◆ **Task statement**:
Omit all images. Transcribe the rest of the material below exactly.

========

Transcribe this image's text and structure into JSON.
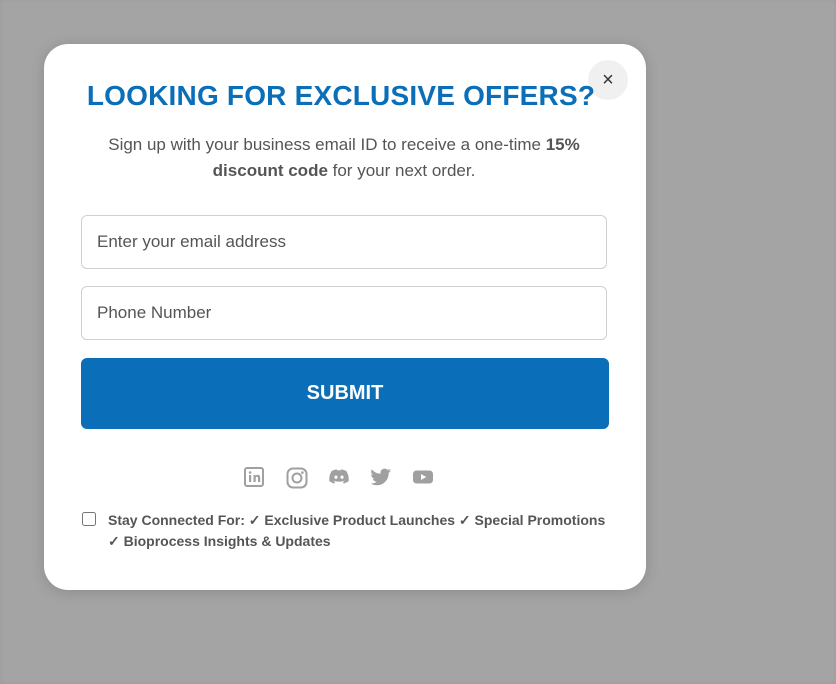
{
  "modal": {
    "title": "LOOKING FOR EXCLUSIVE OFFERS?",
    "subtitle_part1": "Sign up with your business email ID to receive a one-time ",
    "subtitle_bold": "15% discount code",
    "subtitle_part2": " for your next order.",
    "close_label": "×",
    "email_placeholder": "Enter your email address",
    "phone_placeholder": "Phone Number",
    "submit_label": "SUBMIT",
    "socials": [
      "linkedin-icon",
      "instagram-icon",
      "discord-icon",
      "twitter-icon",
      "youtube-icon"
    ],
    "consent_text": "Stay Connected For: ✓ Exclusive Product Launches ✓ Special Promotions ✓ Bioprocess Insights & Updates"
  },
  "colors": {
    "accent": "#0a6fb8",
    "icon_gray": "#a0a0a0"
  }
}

========

◆ **Exercise response**:
Transcribe this image's text and structure into JSON.
{
  "modal": {
    "title": "LOOKING FOR EXCLUSIVE OFFERS?",
    "subtitle_part1": "Sign up with your business email ID to receive a one-time ",
    "subtitle_bold": "15% discount code",
    "subtitle_part2": " for your next order.",
    "close_label": "×",
    "email_placeholder": "Enter your email address",
    "phone_placeholder": "Phone Number",
    "submit_label": "SUBMIT",
    "socials": [
      "linkedin-icon",
      "instagram-icon",
      "discord-icon",
      "twitter-icon",
      "youtube-icon"
    ],
    "consent_text": "Stay Connected For: ✓ Exclusive Product Launches ✓ Special Promotions ✓ Bioprocess Insights & Updates"
  },
  "colors": {
    "accent": "#0a6fb8",
    "icon_gray": "#a0a0a0"
  }
}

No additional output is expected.